КРАТКОЕ ЗАДАНИЕ 1 ▸ Перепишите дословно отрезок исходного фрагмента от слов «и держатель битвы» до слов «I 122) (54)», включая обе границы.

---- ИСХОДНЫЙ ФРАГМЕНТ

Flótta gekk til fréttar

felli-Njorðr á velli,

draugr gat dolgaSógu

dagráð Heðins váða,

ok haldboði hildar

hrægamma sá ramma;

Týr vildi sá týna

fleinlautar fjor Gauta.

"Разящий Ньёрд спасающихся бегством (= муж)

совершил жертвоприношение на равнине,

древу одежды Хедина (= мужу) выпал

благоприятный день для Саги брани (= битвы),

и держатель битвы (= муж) увидел

могучих стервятников трупов (= воронов);

тот Тюр земли меча (= муж) хотел

уничтожить жизни Гаутов".

(Veil. 30: В I 122) (54)

Здесь мы можем наблюдать не только обычную синтаксическую "рассогласованность" скальдической строфы, но и ее закономерное следствие – подмену гипотаксиса паратаксисом: соединяя помещенные на стыке хельмингов предложения сочинительным союзом ok "и", скальд, в отличие от интерпретирующего его стихи автора саги, не ставит (вернее сказать, не стремится эксплицировать это средствами синтаксиса) появление воронов в зависимость от совершенного ярлом жертвоприношения.

--------

КРАТКОЕ ЗАДАНИЕ 2 ▸ Процитируйте без изменений отрезок записей от самого их начала до строки, содержащей «toggle-description: 随时关注电脑硬件状态 [584, 385, 705, 399]», включительно.

---- ПРЕДОСТАВЛЕННЫЕ ЗАПИСИ

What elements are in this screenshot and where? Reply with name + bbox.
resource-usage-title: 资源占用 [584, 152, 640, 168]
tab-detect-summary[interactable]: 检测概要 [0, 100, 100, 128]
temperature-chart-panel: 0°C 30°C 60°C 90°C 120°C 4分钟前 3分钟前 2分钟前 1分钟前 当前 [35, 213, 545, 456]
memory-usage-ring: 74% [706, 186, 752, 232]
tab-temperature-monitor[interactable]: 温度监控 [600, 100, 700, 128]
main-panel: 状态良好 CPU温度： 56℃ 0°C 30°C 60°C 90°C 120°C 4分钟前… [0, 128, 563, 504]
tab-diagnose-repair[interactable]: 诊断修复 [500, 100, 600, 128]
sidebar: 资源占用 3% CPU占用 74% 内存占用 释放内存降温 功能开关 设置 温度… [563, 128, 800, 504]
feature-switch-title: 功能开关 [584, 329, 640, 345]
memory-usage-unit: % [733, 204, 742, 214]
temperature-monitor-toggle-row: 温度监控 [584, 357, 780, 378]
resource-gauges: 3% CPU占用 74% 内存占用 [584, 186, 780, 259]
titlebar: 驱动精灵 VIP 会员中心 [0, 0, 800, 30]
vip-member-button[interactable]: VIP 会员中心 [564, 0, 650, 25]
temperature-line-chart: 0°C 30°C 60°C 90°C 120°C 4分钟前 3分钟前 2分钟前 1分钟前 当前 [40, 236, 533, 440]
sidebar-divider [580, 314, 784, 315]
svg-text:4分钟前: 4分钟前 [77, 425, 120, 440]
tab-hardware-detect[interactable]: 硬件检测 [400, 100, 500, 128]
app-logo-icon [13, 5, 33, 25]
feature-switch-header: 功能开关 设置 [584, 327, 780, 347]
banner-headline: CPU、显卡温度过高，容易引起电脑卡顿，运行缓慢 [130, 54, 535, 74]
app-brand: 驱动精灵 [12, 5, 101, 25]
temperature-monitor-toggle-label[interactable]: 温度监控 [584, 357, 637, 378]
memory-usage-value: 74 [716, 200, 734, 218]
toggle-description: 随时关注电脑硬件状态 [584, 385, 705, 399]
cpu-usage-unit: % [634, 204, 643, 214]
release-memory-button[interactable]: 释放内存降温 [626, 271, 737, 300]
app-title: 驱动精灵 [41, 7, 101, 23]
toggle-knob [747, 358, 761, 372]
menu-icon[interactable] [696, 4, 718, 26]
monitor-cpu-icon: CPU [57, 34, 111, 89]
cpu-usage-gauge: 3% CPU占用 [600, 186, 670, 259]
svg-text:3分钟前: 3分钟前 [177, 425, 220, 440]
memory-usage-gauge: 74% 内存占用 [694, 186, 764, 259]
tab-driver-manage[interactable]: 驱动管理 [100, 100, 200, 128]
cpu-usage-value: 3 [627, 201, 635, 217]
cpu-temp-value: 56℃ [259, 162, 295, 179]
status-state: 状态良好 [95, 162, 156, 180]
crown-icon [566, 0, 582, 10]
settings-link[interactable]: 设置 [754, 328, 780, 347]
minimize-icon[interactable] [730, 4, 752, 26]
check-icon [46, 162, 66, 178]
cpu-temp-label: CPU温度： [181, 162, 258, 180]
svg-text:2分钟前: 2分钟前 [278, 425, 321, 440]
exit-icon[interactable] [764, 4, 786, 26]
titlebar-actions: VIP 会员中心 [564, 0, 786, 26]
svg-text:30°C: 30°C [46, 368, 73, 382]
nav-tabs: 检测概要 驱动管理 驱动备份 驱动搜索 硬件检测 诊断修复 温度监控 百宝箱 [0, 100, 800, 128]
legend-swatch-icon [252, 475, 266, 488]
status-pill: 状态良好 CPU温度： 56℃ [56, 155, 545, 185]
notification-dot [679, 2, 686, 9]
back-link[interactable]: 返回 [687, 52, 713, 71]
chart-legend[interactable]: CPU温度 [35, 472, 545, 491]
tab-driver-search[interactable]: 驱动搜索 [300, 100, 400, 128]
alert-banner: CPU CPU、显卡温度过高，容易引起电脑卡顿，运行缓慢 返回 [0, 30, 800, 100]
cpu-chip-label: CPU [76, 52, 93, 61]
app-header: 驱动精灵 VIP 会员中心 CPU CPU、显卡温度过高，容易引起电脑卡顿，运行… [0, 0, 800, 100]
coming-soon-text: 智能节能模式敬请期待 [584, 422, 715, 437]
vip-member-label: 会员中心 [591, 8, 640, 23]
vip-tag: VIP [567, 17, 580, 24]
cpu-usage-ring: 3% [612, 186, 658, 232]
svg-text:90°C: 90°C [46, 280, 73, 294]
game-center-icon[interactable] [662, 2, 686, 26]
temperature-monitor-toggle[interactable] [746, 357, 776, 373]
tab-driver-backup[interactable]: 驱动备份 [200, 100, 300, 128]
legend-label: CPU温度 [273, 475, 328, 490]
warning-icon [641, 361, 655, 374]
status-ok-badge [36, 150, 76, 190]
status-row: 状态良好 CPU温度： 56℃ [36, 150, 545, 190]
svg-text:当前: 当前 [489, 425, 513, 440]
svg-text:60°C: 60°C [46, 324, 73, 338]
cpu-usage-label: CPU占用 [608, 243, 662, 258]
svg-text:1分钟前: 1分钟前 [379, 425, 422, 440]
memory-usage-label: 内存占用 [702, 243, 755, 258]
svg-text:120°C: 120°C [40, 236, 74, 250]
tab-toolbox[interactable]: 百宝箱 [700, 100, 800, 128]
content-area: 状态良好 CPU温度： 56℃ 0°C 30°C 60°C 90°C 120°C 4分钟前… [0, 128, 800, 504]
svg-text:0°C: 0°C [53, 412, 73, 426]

--------

РЕШЕНИЕ 1 ▸
и держатель битвы (= муж) увидел

могучих стервятников трупов (= воронов);

тот Тюр земли меча (= муж) хотел

уничтожить жизни Гаутов".

(Veil. 30: В I 122) (54)

РЕШЕНИЕ 2 ▸
What elements are in this screenshot and where? Reply with name + bbox.
resource-usage-title: 资源占用 [584, 152, 640, 168]
tab-detect-summary[interactable]: 检测概要 [0, 100, 100, 128]
temperature-chart-panel: 0°C 30°C 60°C 90°C 120°C 4分钟前 3分钟前 2分钟前 1分钟前 当前 [35, 213, 545, 456]
memory-usage-ring: 74% [706, 186, 752, 232]
tab-temperature-monitor[interactable]: 温度监控 [600, 100, 700, 128]
main-panel: 状态良好 CPU温度： 56℃ 0°C 30°C 60°C 90°C 120°C 4分钟前… [0, 128, 563, 504]
tab-diagnose-repair[interactable]: 诊断修复 [500, 100, 600, 128]
sidebar: 资源占用 3% CPU占用 74% 内存占用 释放内存降温 功能开关 设置 温度… [563, 128, 800, 504]
feature-switch-title: 功能开关 [584, 329, 640, 345]
memory-usage-unit: % [733, 204, 742, 214]
temperature-monitor-toggle-row: 温度监控 [584, 357, 780, 378]
resource-gauges: 3% CPU占用 74% 内存占用 [584, 186, 780, 259]
titlebar: 驱动精灵 VIP 会员中心 [0, 0, 800, 30]
vip-member-button[interactable]: VIP 会员中心 [564, 0, 650, 25]
temperature-line-chart: 0°C 30°C 60°C 90°C 120°C 4分钟前 3分钟前 2分钟前 1分钟前 当前 [40, 236, 533, 440]
sidebar-divider [580, 314, 784, 315]
svg-text:4分钟前: 4分钟前 [77, 425, 120, 440]
tab-hardware-detect[interactable]: 硬件检测 [400, 100, 500, 128]
app-logo-icon [13, 5, 33, 25]
feature-switch-header: 功能开关 设置 [584, 327, 780, 347]
banner-headline: CPU、显卡温度过高，容易引起电脑卡顿，运行缓慢 [130, 54, 535, 74]
app-brand: 驱动精灵 [12, 5, 101, 25]
temperature-monitor-toggle-label[interactable]: 温度监控 [584, 357, 637, 378]
memory-usage-value: 74 [716, 200, 734, 218]
toggle-description: 随时关注电脑硬件状态 [584, 385, 705, 399]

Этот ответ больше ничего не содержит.